[Start RECORDS TO USE]
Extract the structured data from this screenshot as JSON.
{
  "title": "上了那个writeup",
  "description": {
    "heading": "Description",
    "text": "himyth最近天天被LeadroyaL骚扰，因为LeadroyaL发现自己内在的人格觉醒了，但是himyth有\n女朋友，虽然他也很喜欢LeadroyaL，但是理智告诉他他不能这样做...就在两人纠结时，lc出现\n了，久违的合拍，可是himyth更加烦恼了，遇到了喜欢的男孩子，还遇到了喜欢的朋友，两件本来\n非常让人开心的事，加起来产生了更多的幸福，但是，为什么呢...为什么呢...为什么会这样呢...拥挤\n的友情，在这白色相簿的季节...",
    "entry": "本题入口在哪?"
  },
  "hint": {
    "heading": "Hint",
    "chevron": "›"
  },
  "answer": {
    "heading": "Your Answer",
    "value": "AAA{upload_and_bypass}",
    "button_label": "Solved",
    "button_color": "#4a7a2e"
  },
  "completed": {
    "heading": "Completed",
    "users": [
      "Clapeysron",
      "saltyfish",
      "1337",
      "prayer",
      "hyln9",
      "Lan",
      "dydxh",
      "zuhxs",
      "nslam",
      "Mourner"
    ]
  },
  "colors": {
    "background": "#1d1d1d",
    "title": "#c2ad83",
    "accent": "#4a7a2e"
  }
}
[End RECORDS TO USE]
Extract, from the material above, each line holding the word "heading".

» RESULT OF THIS TASK
    "heading": "Description",
    "heading": "Hint",
    "heading": "Your Answer",
    "heading": "Completed",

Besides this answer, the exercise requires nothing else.